Goal: Write out every record below exactly as it appears.

── Extracted entries

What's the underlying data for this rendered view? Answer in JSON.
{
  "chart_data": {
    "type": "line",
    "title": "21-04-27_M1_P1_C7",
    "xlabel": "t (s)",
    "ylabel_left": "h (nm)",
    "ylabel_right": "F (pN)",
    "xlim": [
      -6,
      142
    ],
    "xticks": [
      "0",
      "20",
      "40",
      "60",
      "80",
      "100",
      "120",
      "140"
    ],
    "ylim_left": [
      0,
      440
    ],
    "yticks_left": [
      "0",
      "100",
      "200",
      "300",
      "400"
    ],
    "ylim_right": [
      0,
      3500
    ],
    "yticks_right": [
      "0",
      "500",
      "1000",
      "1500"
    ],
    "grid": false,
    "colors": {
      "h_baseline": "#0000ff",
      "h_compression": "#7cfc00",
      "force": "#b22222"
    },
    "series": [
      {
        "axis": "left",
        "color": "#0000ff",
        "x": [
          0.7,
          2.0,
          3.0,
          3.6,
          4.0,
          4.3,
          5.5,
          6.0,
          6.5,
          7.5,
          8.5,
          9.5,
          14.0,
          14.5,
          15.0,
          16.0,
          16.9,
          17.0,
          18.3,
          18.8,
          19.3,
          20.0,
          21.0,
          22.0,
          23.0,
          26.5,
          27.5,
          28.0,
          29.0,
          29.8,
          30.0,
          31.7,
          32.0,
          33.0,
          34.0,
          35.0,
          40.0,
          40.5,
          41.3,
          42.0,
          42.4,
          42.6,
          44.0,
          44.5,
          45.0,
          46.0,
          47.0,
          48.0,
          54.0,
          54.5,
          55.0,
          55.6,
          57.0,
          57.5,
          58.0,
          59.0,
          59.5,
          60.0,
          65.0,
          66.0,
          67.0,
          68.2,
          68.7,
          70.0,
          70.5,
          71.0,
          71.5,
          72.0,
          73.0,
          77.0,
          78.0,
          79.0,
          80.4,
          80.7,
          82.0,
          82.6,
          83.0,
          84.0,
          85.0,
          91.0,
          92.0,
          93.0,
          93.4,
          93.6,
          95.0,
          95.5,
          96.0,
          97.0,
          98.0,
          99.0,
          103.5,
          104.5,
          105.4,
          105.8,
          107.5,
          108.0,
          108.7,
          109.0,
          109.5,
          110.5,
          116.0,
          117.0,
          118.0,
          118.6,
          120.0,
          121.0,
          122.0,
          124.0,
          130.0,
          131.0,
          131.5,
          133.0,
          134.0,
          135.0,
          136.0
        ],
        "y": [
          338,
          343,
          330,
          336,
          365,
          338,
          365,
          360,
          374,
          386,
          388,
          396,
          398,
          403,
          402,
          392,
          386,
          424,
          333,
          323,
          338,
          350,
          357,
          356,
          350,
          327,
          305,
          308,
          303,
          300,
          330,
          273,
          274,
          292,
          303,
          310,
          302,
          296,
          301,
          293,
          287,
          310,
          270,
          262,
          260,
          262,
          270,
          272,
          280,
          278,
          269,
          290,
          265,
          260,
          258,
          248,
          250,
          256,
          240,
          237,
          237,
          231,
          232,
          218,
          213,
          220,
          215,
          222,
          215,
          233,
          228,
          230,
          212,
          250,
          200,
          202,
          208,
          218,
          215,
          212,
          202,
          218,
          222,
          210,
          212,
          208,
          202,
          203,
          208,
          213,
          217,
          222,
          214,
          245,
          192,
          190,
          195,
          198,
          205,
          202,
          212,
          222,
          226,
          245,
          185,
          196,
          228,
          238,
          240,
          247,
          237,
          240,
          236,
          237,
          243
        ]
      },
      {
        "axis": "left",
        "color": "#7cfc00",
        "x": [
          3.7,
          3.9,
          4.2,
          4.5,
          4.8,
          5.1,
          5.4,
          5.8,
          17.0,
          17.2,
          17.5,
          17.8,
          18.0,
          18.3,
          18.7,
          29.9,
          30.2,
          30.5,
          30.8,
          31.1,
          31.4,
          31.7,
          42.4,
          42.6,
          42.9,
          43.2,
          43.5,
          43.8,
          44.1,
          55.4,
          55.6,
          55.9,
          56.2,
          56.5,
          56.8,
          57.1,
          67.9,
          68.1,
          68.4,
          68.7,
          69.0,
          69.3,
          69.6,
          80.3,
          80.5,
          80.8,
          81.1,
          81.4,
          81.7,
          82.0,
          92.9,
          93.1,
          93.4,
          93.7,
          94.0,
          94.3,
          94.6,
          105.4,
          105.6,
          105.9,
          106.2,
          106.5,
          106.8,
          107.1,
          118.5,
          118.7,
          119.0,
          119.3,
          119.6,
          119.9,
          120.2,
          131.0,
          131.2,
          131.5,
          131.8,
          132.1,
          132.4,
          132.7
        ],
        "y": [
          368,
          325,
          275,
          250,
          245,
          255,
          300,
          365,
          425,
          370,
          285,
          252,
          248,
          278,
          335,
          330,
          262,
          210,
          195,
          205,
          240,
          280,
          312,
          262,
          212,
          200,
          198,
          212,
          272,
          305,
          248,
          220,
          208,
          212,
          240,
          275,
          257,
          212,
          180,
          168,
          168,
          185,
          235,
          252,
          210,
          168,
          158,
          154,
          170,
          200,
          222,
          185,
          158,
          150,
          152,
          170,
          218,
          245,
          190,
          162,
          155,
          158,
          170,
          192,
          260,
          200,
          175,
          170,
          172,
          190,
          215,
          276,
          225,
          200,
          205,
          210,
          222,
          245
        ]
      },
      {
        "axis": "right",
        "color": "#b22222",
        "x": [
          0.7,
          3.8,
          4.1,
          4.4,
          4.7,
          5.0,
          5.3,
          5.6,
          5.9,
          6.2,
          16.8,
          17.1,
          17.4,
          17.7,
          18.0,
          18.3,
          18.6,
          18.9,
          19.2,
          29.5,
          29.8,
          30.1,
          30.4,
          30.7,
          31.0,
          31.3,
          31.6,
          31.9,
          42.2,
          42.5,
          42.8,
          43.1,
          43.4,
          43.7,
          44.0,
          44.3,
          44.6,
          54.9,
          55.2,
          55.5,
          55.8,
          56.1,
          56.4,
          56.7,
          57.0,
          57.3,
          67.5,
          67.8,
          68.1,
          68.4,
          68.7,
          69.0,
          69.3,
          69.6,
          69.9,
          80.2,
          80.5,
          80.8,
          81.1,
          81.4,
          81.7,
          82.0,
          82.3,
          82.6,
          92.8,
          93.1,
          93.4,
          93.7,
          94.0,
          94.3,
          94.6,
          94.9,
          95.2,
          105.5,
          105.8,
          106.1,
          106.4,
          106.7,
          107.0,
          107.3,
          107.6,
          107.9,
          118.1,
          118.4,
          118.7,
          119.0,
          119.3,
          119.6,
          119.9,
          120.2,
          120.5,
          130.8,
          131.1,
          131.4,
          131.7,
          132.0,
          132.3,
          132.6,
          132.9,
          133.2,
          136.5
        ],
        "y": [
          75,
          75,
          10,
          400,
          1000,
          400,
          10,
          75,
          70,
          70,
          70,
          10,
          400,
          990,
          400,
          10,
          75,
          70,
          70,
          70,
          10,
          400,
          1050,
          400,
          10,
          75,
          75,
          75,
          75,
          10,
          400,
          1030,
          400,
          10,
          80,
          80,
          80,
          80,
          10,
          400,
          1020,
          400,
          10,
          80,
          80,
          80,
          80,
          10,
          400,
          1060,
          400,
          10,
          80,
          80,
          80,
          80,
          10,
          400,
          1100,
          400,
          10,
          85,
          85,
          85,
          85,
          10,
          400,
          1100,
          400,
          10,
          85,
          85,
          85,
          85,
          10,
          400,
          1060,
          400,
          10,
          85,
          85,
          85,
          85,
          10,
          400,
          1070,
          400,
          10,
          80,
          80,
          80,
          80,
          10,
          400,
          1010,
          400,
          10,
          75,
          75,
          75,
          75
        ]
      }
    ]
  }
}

────

Answer for the task:
What's the underlying data for this rendered view? Answer in JSON.
{
  "chart_data": {
    "type": "line",
    "title": "21-04-27_M1_P1_C7",
    "xlabel": "t (s)",
    "ylabel_left": "h (nm)",
    "ylabel_right": "F (pN)",
    "xlim": [
      -6,
      142
    ],
    "xticks": [
      "0",
      "20",
      "40",
      "60",
      "80",
      "100",
      "120",
      "140"
    ],
    "ylim_left": [
      0,
      440
    ],
    "yticks_left": [
      "0",
      "100",
      "200",
      "300",
      "400"
    ],
    "ylim_right": [
      0,
      3500
    ],
    "yticks_right": [
      "0",
      "500",
      "1000",
      "1500"
    ],
    "grid": false,
    "colors": {
      "h_baseline": "#0000ff",
      "h_compression": "#7cfc00",
      "force": "#b22222"
    },
    "series": [
      {
        "axis": "left",
        "color": "#0000ff",
        "x": [
          0.7,
          2.0,
          3.0,
          3.6,
          4.0,
          4.3,
          5.5,
          6.0,
          6.5,
          7.5,
          8.5,
          9.5,
          14.0,
          14.5,
          15.0,
          16.0,
          16.9,
          17.0,
          18.3,
          18.8,
          19.3,
          20.0,
          21.0,
          22.0,
          23.0,
          26.5,
          27.5,
          28.0,
          29.0,
          29.8,
          30.0,
          31.7,
          32.0,
          33.0,
          34.0,
          35.0,
          40.0,
          40.5,
          41.3,
          42.0,
          42.4,
          42.6,
          44.0,
          44.5,
          45.0,
          46.0,
          47.0,
          48.0,
          54.0,
          54.5,
          55.0,
          55.6,
          57.0,
          57.5,
          58.0,
          59.0,
          59.5,
          60.0,
          65.0,
          66.0,
          67.0,
          68.2,
          68.7,
          70.0,
          70.5,
          71.0,
          71.5,
          72.0,
          73.0,
          77.0,
          78.0,
          79.0,
          80.4,
          80.7,
          82.0,
          82.6,
          83.0,
          84.0,
          85.0,
          91.0,
          92.0,
          93.0,
          93.4,
          93.6,
          95.0,
          95.5,
          96.0,
          97.0,
          98.0,
          99.0,
          103.5,
          104.5,
          105.4,
          105.8,
          107.5,
          108.0,
          108.7,
          109.0,
          109.5,
          110.5,
          116.0,
          117.0,
          118.0,
          118.6,
          120.0,
          121.0,
          122.0,
          124.0,
          130.0,
          131.0,
          131.5,
          133.0,
          134.0,
          135.0,
          136.0
        ],
        "y": [
          338,
          343,
          330,
          336,
          365,
          338,
          365,
          360,
          374,
          386,
          388,
          396,
          398,
          403,
          402,
          392,
          386,
          424,
          333,
          323,
          338,
          350,
          357,
          356,
          350,
          327,
          305,
          308,
          303,
          300,
          330,
          273,
          274,
          292,
          303,
          310,
          302,
          296,
          301,
          293,
          287,
          310,
          270,
          262,
          260,
          262,
          270,
          272,
          280,
          278,
          269,
          290,
          265,
          260,
          258,
          248,
          250,
          256,
          240,
          237,
          237,
          231,
          232,
          218,
          213,
          220,
          215,
          222,
          215,
          233,
          228,
          230,
          212,
          250,
          200,
          202,
          208,
          218,
          215,
          212,
          202,
          218,
          222,
          210,
          212,
          208,
          202,
          203,
          208,
          213,
          217,
          222,
          214,
          245,
          192,
          190,
          195,
          198,
          205,
          202,
          212,
          222,
          226,
          245,
          185,
          196,
          228,
          238,
          240,
          247,
          237,
          240,
          236,
          237,
          243
        ]
      },
      {
        "axis": "left",
        "color": "#7cfc00",
        "x": [
          3.7,
          3.9,
          4.2,
          4.5,
          4.8,
          5.1,
          5.4,
          5.8,
          17.0,
          17.2,
          17.5,
          17.8,
          18.0,
          18.3,
          18.7,
          29.9,
          30.2,
          30.5,
          30.8,
          31.1,
          31.4,
          31.7,
          42.4,
          42.6,
          42.9,
          43.2,
          43.5,
          43.8,
          44.1,
          55.4,
          55.6,
          55.9,
          56.2,
          56.5,
          56.8,
          57.1,
          67.9,
          68.1,
          68.4,
          68.7,
          69.0,
          69.3,
          69.6,
          80.3,
          80.5,
          80.8,
          81.1,
          81.4,
          81.7,
          82.0,
          92.9,
          93.1,
          93.4,
          93.7,
          94.0,
          94.3,
          94.6,
          105.4,
          105.6,
          105.9,
          106.2,
          106.5,
          106.8,
          107.1,
          118.5,
          118.7,
          119.0,
          119.3,
          119.6,
          119.9,
          120.2,
          131.0,
          131.2,
          131.5,
          131.8,
          132.1,
          132.4,
          132.7
        ],
        "y": [
          368,
          325,
          275,
          250,
          245,
          255,
          300,
          365,
          425,
          370,
          285,
          252,
          248,
          278,
          335,
          330,
          262,
          210,
          195,
          205,
          240,
          280,
          312,
          262,
          212,
          200,
          198,
          212,
          272,
          305,
          248,
          220,
          208,
          212,
          240,
          275,
          257,
          212,
          180,
          168,
          168,
          185,
          235,
          252,
          210,
          168,
          158,
          154,
          170,
          200,
          222,
          185,
          158,
          150,
          152,
          170,
          218,
          245,
          190,
          162,
          155,
          158,
          170,
          192,
          260,
          200,
          175,
          170,
          172,
          190,
          215,
          276,
          225,
          200,
          205,
          210,
          222,
          245
        ]
      },
      {
        "axis": "right",
        "color": "#b22222",
        "x": [
          0.7,
          3.8,
          4.1,
          4.4,
          4.7,
          5.0,
          5.3,
          5.6,
          5.9,
          6.2,
          16.8,
          17.1,
          17.4,
          17.7,
          18.0,
          18.3,
          18.6,
          18.9,
          19.2,
          29.5,
          29.8,
          30.1,
          30.4,
          30.7,
          31.0,
          31.3,
          31.6,
          31.9,
          42.2,
          42.5,
          42.8,
          43.1,
          43.4,
          43.7,
          44.0,
          44.3,
          44.6,
          54.9,
          55.2,
          55.5,
          55.8,
          56.1,
          56.4,
          56.7,
          57.0,
          57.3,
          67.5,
          67.8,
          68.1,
          68.4,
          68.7,
          69.0,
          69.3,
          69.6,
          69.9,
          80.2,
          80.5,
          80.8,
          81.1,
          81.4,
          81.7,
          82.0,
          82.3,
          82.6,
          92.8,
          93.1,
          93.4,
          93.7,
          94.0,
          94.3,
          94.6,
          94.9,
          95.2,
          105.5,
          105.8,
          106.1,
          106.4,
          106.7,
          107.0,
          107.3,
          107.6,
          107.9,
          118.1,
          118.4,
          118.7,
          119.0,
          119.3,
          119.6,
          119.9,
          120.2,
          120.5,
          130.8,
          131.1,
          131.4,
          131.7,
          132.0,
          132.3,
          132.6,
          132.9,
          133.2,
          136.5
        ],
        "y": [
          75,
          75,
          10,
          400,
          1000,
          400,
          10,
          75,
          70,
          70,
          70,
          10,
          400,
          990,
          400,
          10,
          75,
          70,
          70,
          70,
          10,
          400,
          1050,
          400,
          10,
          75,
          75,
          75,
          75,
          10,
          400,
          1030,
          400,
          10,
          80,
          80,
          80,
          80,
          10,
          400,
          1020,
          400,
          10,
          80,
          80,
          80,
          80,
          10,
          400,
          1060,
          400,
          10,
          80,
          80,
          80,
          80,
          10,
          400,
          1100,
          400,
          10,
          85,
          85,
          85,
          85,
          10,
          400,
          1100,
          400,
          10,
          85,
          85,
          85,
          85,
          10,
          400,
          1060,
          400,
          10,
          85,
          85,
          85,
          85,
          10,
          400,
          1070,
          400,
          10,
          80,
          80,
          80,
          80,
          10,
          400,
          1010,
          400,
          10,
          75,
          75,
          75,
          75
        ]
      }
    ]
  }
}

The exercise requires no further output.